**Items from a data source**
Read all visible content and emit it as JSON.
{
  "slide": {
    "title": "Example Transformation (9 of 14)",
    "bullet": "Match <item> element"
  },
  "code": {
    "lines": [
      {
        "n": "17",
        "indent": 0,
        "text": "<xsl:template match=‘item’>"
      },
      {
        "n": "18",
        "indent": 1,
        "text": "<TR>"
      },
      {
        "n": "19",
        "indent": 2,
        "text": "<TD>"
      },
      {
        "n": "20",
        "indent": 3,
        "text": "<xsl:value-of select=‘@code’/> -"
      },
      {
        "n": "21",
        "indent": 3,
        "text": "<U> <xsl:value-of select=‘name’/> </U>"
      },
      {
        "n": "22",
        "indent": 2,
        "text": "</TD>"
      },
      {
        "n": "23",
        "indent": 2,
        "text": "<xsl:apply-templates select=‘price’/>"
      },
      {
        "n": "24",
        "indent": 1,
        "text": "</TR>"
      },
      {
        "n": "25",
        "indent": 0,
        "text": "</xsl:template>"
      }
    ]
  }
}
* * *
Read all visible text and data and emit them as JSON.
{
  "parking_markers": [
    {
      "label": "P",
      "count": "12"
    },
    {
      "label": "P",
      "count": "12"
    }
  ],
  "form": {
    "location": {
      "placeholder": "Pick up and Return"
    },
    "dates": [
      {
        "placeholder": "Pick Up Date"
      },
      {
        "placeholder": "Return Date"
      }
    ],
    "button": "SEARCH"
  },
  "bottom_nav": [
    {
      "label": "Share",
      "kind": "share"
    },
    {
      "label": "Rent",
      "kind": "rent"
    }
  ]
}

**Aim**
Copy every line of the material in which the word "Pick" occurs.

**Answer**
      "placeholder": "Pick up and Return"
        "placeholder": "Pick Up Date"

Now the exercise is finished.